▶ **Instruction**
Send back the entries below exactly as they appear.

START Supplied data

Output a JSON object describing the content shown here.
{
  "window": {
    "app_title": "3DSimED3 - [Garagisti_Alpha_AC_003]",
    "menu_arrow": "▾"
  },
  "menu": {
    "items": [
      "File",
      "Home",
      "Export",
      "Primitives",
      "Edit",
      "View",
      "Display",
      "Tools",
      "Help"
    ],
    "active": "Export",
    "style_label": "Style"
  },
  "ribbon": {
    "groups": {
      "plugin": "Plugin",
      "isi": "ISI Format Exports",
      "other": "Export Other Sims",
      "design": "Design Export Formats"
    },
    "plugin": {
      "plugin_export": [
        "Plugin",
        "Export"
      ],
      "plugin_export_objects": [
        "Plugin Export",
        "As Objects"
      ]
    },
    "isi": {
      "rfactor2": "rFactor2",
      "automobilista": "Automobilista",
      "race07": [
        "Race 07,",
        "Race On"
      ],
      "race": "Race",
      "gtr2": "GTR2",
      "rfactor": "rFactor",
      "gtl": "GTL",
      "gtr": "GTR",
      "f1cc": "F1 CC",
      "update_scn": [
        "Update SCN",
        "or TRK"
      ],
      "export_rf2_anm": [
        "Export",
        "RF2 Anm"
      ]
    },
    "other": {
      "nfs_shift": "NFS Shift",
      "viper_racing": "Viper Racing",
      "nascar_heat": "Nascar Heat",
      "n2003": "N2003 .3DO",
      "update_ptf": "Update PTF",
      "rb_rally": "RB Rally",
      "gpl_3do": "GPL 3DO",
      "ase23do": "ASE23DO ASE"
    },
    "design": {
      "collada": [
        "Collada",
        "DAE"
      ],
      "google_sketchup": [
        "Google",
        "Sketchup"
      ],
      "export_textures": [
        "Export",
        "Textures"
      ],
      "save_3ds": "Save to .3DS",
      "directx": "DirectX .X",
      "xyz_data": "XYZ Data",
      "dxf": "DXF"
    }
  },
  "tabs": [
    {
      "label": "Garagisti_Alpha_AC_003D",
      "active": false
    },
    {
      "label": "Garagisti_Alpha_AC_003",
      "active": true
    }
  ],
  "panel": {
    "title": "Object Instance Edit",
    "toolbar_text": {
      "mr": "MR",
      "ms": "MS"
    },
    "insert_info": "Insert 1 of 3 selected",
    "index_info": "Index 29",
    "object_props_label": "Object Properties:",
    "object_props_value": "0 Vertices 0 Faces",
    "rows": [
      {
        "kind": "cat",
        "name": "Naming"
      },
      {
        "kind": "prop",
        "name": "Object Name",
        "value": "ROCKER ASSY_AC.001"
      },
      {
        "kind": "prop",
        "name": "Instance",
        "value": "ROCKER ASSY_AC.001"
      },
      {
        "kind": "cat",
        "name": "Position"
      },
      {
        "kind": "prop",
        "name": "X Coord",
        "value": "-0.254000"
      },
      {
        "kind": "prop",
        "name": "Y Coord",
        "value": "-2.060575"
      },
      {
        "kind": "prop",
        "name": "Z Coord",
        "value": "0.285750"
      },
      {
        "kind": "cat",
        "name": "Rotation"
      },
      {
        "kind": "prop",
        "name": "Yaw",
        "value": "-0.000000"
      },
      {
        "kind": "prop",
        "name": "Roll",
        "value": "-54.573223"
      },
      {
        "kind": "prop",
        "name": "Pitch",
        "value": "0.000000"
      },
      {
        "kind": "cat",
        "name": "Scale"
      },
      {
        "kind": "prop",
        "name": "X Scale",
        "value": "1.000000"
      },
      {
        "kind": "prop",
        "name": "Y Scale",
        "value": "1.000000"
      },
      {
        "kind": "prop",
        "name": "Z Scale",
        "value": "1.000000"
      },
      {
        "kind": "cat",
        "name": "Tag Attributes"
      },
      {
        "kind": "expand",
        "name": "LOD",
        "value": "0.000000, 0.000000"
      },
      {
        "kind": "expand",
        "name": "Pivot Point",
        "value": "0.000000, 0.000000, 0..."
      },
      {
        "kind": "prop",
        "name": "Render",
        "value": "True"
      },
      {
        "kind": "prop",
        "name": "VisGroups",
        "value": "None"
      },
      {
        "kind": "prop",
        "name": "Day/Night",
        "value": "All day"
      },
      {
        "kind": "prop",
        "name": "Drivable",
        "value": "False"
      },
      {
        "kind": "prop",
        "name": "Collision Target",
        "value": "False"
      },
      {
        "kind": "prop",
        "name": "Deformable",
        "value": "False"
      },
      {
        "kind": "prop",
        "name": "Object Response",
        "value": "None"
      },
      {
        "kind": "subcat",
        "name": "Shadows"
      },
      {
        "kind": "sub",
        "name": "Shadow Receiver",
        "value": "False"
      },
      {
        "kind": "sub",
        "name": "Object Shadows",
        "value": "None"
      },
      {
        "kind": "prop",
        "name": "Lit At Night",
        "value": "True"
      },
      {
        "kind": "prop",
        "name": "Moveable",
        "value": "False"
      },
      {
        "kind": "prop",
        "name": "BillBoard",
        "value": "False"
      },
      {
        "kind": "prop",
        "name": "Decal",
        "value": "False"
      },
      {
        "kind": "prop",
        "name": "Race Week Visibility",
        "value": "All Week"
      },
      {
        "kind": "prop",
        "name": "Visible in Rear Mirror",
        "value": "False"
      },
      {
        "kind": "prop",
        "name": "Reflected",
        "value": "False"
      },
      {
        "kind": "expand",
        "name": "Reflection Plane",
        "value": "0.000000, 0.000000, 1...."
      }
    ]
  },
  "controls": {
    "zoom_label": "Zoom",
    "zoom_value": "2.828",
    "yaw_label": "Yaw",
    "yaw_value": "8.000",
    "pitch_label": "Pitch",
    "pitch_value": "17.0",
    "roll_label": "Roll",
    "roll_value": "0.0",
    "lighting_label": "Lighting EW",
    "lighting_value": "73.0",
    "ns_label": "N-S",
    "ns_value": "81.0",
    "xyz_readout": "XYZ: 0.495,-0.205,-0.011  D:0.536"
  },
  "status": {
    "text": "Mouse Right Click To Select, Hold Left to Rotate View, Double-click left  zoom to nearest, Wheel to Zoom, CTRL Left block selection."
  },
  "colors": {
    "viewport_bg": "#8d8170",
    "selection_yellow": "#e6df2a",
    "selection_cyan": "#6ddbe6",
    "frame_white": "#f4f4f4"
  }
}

END Supplied data

▶ **Solution to the problem**
Output a JSON object describing the content shown here.
{
  "window": {
    "app_title": "3DSimED3 - [Garagisti_Alpha_AC_003]",
    "menu_arrow": "▾"
  },
  "menu": {
    "items": [
      "File",
      "Home",
      "Export",
      "Primitives",
      "Edit",
      "View",
      "Display",
      "Tools",
      "Help"
    ],
    "active": "Export",
    "style_label": "Style"
  },
  "ribbon": {
    "groups": {
      "plugin": "Plugin",
      "isi": "ISI Format Exports",
      "other": "Export Other Sims",
      "design": "Design Export Formats"
    },
    "plugin": {
      "plugin_export": [
        "Plugin",
        "Export"
      ],
      "plugin_export_objects": [
        "Plugin Export",
        "As Objects"
      ]
    },
    "isi": {
      "rfactor2": "rFactor2",
      "automobilista": "Automobilista",
      "race07": [
        "Race 07,",
        "Race On"
      ],
      "race": "Race",
      "gtr2": "GTR2",
      "rfactor": "rFactor",
      "gtl": "GTL",
      "gtr": "GTR",
      "f1cc": "F1 CC",
      "update_scn": [
        "Update SCN",
        "or TRK"
      ],
      "export_rf2_anm": [
        "Export",
        "RF2 Anm"
      ]
    },
    "other": {
      "nfs_shift": "NFS Shift",
      "viper_racing": "Viper Racing",
      "nascar_heat": "Nascar Heat",
      "n2003": "N2003 .3DO",
      "update_ptf": "Update PTF",
      "rb_rally": "RB Rally",
      "gpl_3do": "GPL 3DO",
      "ase23do": "ASE23DO ASE"
    },
    "design": {
      "collada": [
        "Collada",
        "DAE"
      ],
      "google_sketchup": [
        "Google",
        "Sketchup"
      ],
      "export_textures": [
        "Export",
        "Textures"
      ],
      "save_3ds": "Save to .3DS",
      "directx": "DirectX .X",
      "xyz_data": "XYZ Data",
      "dxf": "DXF"
    }
  },
  "tabs": [
    {
      "label": "Garagisti_Alpha_AC_003D",
      "active": false
    },
    {
      "label": "Garagisti_Alpha_AC_003",
      "active": true
    }
  ],
  "panel": {
    "title": "Object Instance Edit",
    "toolbar_text": {
      "mr": "MR",
      "ms": "MS"
    },
    "insert_info": "Insert 1 of 3 selected",
    "index_info": "Index 29",
    "object_props_label": "Object Properties:",
    "object_props_value": "0 Vertices 0 Faces",
    "rows": [
      {
        "kind": "cat",
        "name": "Naming"
      },
      {
        "kind": "prop",
        "name": "Object Name",
        "value": "ROCKER ASSY_AC.001"
      },
      {
        "kind": "prop",
        "name": "Instance",
        "value": "ROCKER ASSY_AC.001"
      },
      {
        "kind": "cat",
        "name": "Position"
      },
      {
        "kind": "prop",
        "name": "X Coord",
        "value": "-0.254000"
      },
      {
        "kind": "prop",
        "name": "Y Coord",
        "value": "-2.060575"
      },
      {
        "kind": "prop",
        "name": "Z Coord",
        "value": "0.285750"
      },
      {
        "kind": "cat",
        "name": "Rotation"
      },
      {
        "kind": "prop",
        "name": "Yaw",
        "value": "-0.000000"
      },
      {
        "kind": "prop",
        "name": "Roll",
        "value": "-54.573223"
      },
      {
        "kind": "prop",
        "name": "Pitch",
        "value": "0.000000"
      },
      {
        "kind": "cat",
        "name": "Scale"
      },
      {
        "kind": "prop",
        "name": "X Scale",
        "value": "1.000000"
      },
      {
        "kind": "prop",
        "name": "Y Scale",
        "value": "1.000000"
      },
      {
        "kind": "prop",
        "name": "Z Scale",
        "value": "1.000000"
      },
      {
        "kind": "cat",
        "name": "Tag Attributes"
      },
      {
        "kind": "expand",
        "name": "LOD",
        "value": "0.000000, 0.000000"
      },
      {
        "kind": "expand",
        "name": "Pivot Point",
        "value": "0.000000, 0.000000, 0..."
      },
      {
        "kind": "prop",
        "name": "Render",
        "value": "True"
      },
      {
        "kind": "prop",
        "name": "VisGroups",
        "value": "None"
      },
      {
        "kind": "prop",
        "name": "Day/Night",
        "value": "All day"
      },
      {
        "kind": "prop",
        "name": "Drivable",
        "value": "False"
      },
      {
        "kind": "prop",
        "name": "Collision Target",
        "value": "False"
      },
      {
        "kind": "prop",
        "name": "Deformable",
        "value": "False"
      },
      {
        "kind": "prop",
        "name": "Object Response",
        "value": "None"
      },
      {
        "kind": "subcat",
        "name": "Shadows"
      },
      {
        "kind": "sub",
        "name": "Shadow Receiver",
        "value": "False"
      },
      {
        "kind": "sub",
        "name": "Object Shadows",
        "value": "None"
      },
      {
        "kind": "prop",
        "name": "Lit At Night",
        "value": "True"
      },
      {
        "kind": "prop",
        "name": "Moveable",
        "value": "False"
      },
      {
        "kind": "prop",
        "name": "BillBoard",
        "value": "False"
      },
      {
        "kind": "prop",
        "name": "Decal",
        "value": "False"
      },
      {
        "kind": "prop",
        "name": "Race Week Visibility",
        "value": "All Week"
      },
      {
        "kind": "prop",
        "name": "Visible in Rear Mirror",
        "value": "False"
      },
      {
        "kind": "prop",
        "name": "Reflected",
        "value": "False"
      },
      {
        "kind": "expand",
        "name": "Reflection Plane",
        "value": "0.000000, 0.000000, 1...."
      }
    ]
  },
  "controls": {
    "zoom_label": "Zoom",
    "zoom_value": "2.828",
    "yaw_label": "Yaw",
    "yaw_value": "8.000",
    "pitch_label": "Pitch",
    "pitch_value": "17.0",
    "roll_label": "Roll",
    "roll_value": "0.0",
    "lighting_label": "Lighting EW",
    "lighting_value": "73.0",
    "ns_label": "N-S",
    "ns_value": "81.0",
    "xyz_readout": "XYZ: 0.495,-0.205,-0.011  D:0.536"
  },
  "status": {
    "text": "Mouse Right Click To Select, Hold Left to Rotate View, Double-click left  zoom to nearest, Wheel to Zoom, CTRL Left block selection."
  },
  "colors": {
    "viewport_bg": "#8d8170",
    "selection_yellow": "#e6df2a",
    "selection_cyan": "#6ddbe6",
    "frame_white": "#f4f4f4"
  }
}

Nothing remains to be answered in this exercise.